Copy whichever lines contain the string "Swelling".
[Records provided start]
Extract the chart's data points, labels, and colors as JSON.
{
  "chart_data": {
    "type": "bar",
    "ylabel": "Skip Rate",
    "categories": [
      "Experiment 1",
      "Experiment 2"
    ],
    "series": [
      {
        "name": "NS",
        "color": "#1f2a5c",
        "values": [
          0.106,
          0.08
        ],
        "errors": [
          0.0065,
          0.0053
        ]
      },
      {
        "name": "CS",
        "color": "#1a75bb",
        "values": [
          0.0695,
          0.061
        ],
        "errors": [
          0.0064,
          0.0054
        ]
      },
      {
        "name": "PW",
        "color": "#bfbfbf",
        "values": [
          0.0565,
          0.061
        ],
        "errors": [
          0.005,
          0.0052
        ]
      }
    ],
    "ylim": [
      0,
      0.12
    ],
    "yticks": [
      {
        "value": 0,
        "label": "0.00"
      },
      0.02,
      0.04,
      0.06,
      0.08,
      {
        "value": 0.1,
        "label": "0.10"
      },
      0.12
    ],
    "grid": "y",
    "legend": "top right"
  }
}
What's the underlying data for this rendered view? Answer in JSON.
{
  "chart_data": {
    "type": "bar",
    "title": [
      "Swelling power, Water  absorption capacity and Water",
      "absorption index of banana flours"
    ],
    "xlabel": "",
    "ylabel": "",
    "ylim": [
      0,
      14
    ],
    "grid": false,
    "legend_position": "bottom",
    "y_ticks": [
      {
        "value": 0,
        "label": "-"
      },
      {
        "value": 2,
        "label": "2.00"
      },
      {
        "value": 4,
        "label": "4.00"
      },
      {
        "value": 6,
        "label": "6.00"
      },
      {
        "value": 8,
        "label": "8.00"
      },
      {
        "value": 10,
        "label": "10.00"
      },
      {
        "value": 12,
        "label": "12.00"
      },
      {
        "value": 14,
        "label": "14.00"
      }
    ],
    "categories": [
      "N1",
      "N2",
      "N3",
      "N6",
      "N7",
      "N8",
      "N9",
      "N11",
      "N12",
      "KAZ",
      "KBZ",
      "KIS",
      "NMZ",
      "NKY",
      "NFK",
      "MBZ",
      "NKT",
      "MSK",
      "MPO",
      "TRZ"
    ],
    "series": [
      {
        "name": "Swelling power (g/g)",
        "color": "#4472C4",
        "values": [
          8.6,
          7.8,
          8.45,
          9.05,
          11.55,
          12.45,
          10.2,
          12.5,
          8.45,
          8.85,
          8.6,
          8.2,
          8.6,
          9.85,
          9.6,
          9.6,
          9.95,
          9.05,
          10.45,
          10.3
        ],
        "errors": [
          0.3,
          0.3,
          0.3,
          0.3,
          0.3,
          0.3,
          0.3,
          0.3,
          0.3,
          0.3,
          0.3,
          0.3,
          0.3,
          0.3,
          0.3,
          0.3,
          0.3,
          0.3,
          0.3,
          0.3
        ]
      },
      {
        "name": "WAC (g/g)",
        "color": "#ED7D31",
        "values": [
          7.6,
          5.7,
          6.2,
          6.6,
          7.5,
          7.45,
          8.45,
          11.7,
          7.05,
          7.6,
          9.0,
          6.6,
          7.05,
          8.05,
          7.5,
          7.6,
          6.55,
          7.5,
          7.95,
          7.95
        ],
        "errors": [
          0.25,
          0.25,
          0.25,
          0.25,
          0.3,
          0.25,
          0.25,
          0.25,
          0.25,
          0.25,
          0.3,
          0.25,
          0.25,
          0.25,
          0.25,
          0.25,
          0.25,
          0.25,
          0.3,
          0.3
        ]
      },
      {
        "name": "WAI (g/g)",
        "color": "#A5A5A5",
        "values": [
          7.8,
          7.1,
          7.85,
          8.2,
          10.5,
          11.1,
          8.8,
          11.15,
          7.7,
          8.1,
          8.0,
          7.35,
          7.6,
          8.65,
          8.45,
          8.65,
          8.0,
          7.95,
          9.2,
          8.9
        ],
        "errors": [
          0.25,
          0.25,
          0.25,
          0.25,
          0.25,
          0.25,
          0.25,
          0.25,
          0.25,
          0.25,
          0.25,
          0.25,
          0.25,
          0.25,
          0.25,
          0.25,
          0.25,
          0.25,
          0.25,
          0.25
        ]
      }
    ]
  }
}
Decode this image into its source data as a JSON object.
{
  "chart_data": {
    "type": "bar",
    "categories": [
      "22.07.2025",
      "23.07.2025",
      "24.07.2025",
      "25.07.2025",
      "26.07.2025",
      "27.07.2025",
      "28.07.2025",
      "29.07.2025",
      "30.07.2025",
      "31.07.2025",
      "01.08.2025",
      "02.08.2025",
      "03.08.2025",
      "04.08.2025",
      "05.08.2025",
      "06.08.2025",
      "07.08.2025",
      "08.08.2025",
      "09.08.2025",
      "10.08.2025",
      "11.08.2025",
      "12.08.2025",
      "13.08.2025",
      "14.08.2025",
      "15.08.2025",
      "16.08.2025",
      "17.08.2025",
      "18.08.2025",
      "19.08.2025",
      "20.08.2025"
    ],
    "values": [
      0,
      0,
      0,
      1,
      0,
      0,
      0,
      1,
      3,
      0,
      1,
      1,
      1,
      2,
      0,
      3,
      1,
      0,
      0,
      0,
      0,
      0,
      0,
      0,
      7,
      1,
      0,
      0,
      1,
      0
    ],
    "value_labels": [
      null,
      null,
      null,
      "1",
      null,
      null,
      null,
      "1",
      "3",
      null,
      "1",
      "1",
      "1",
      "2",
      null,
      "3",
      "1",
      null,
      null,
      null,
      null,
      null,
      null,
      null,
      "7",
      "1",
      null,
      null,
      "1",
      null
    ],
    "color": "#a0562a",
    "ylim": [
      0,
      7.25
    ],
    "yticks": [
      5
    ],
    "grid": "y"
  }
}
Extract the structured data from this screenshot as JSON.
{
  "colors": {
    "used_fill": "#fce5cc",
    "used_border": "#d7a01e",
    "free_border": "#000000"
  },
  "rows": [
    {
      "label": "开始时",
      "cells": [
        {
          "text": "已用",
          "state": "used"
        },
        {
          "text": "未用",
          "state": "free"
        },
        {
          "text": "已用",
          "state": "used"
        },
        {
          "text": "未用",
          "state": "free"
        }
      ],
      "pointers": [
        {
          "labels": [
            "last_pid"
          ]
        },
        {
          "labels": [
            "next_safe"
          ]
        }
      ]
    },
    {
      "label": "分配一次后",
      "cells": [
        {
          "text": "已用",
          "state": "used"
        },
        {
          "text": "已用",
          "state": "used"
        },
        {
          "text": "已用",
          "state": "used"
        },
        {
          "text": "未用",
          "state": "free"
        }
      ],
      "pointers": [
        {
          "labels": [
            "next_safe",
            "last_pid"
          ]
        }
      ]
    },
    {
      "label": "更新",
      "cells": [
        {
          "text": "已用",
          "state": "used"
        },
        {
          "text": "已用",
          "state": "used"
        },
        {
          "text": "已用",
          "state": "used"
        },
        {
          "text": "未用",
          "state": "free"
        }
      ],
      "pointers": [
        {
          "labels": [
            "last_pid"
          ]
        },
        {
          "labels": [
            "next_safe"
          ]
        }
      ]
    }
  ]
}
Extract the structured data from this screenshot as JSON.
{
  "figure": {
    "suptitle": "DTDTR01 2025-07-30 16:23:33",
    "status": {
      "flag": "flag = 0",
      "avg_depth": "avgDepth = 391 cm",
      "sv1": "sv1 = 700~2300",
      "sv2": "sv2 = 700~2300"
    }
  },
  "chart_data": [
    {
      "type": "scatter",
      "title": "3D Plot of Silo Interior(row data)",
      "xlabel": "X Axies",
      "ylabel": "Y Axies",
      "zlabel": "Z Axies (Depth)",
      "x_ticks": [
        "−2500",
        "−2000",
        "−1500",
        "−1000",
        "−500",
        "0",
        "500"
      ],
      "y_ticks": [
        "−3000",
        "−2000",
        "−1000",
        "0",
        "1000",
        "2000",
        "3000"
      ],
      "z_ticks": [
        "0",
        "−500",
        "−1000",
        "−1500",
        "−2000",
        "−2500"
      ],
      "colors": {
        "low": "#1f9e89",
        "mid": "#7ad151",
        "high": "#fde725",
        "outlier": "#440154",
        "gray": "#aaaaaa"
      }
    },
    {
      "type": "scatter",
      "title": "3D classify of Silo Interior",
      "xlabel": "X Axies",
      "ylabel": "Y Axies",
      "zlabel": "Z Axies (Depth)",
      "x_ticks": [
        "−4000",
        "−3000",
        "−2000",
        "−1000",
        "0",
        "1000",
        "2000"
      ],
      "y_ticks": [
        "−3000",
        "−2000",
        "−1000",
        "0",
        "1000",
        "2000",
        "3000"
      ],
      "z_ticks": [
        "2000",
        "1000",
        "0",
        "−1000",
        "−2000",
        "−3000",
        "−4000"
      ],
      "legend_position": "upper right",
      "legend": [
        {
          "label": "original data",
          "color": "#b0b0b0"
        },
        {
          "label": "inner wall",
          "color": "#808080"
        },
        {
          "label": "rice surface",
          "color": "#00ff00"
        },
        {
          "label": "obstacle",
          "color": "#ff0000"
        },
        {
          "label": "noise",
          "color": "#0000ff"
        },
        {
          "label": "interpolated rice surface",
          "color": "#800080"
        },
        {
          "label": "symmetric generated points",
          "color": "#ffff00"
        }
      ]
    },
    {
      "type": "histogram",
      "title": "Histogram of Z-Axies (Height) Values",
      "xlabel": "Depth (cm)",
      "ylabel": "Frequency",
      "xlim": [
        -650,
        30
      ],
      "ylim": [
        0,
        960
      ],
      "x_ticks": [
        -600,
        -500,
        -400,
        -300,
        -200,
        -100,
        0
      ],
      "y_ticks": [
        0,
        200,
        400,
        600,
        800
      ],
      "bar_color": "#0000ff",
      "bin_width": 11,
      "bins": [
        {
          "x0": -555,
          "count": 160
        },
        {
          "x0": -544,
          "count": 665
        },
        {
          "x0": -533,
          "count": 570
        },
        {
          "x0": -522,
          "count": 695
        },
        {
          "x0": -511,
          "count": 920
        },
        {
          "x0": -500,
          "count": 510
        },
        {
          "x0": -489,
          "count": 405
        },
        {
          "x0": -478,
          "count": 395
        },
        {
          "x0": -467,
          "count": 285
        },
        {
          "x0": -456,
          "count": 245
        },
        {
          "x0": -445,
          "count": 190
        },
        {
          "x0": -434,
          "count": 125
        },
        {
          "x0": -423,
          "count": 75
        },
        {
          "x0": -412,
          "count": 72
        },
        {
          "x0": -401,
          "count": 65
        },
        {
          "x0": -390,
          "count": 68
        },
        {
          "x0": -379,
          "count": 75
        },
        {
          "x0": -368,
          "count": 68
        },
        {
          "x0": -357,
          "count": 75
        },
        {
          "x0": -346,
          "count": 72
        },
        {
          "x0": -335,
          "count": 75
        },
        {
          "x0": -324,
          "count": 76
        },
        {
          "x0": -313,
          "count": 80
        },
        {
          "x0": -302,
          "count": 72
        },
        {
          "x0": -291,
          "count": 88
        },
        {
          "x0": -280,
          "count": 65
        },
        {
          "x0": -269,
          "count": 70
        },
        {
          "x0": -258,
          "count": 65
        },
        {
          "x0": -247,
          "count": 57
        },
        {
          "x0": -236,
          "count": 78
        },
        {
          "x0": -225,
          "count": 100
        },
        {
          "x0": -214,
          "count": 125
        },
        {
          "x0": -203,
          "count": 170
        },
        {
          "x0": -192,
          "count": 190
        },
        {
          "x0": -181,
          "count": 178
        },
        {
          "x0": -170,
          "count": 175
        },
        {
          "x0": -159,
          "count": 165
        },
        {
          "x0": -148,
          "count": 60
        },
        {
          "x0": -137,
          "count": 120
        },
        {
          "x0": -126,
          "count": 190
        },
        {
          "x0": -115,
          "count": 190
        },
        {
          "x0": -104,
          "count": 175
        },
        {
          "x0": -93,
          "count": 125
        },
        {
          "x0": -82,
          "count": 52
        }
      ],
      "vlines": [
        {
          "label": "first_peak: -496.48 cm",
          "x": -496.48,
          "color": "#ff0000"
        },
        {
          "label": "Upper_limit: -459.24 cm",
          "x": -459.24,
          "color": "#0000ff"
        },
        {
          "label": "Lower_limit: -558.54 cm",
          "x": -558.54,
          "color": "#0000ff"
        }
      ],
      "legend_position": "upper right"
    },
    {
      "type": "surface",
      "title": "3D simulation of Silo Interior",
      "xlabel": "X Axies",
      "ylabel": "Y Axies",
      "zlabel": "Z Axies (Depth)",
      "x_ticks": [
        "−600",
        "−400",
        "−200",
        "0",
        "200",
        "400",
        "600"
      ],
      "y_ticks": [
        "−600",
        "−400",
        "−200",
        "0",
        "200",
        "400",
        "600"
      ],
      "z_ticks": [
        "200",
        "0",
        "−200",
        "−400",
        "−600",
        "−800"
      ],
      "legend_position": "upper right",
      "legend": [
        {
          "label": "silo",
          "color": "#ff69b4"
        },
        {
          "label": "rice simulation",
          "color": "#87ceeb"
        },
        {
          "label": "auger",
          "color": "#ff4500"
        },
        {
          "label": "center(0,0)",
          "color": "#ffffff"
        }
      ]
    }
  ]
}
[Records provided end]
# Output of the exercise:
      "Swelling power, Water  absorption capacity and Water",
        "name": "Swelling power (g/g)",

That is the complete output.